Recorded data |
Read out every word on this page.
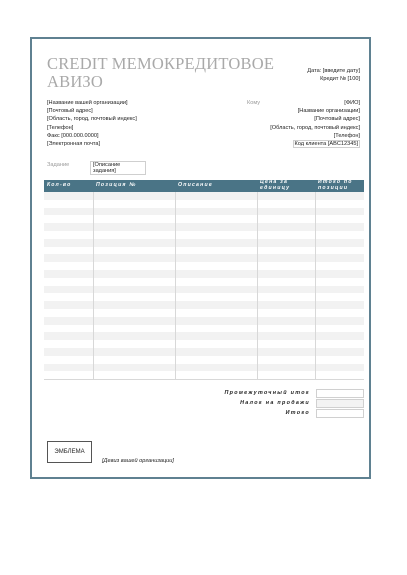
CREDIT МЕМОКРЕДИТОВОЕ АВИЗО
Дата: [введите дату]
Кредит № [100]
[Название вашей организации]
[Почтовый адрес]
[Область, город, почтовый индекс]
[Телефон]
Факс [000.000.0000]
[Электронная почта]
Кому	[ФИО]
[Название организации]
[Почтовый адрес]
[Область, город, почтовый индекс]
[Телефон]
Код клиента [ABC12345]
Задание	[Описание задания]
Кол-во	Позиция №	Описание	Цена за единицу	Итого по позиции

Промежуточный итог
Налог на продажи
Итого
ЭМБЛЕМА
[Девиз вашей организации]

WRITTEN TASK | Restate every record exactly, please; do not copy the pictures.

SOLUTION TO THE PROBLEM |
Read out every word on this page.
CREDIT МЕМОКРЕДИТОВОЕ АВИЗО
Дата: [введите дату]
Кредит № [100]
[Название вашей организации]
[Почтовый адрес]
[Область, город, почтовый индекс]
[Телефон]
Факс [000.000.0000]
[Электронная почта]
Кому	[ФИО]
[Название организации]
[Почтовый адрес]
[Область, город, почтовый индекс]
[Телефон]
Код клиента [ABC12345]
Задание	[Описание задания]
Кол-во	Позиция №	Описание	Цена за единицу	Итого по позиции

Промежуточный итог
Налог на продажи
Итого
ЭМБЛЕМА
[Девиз вашей организации]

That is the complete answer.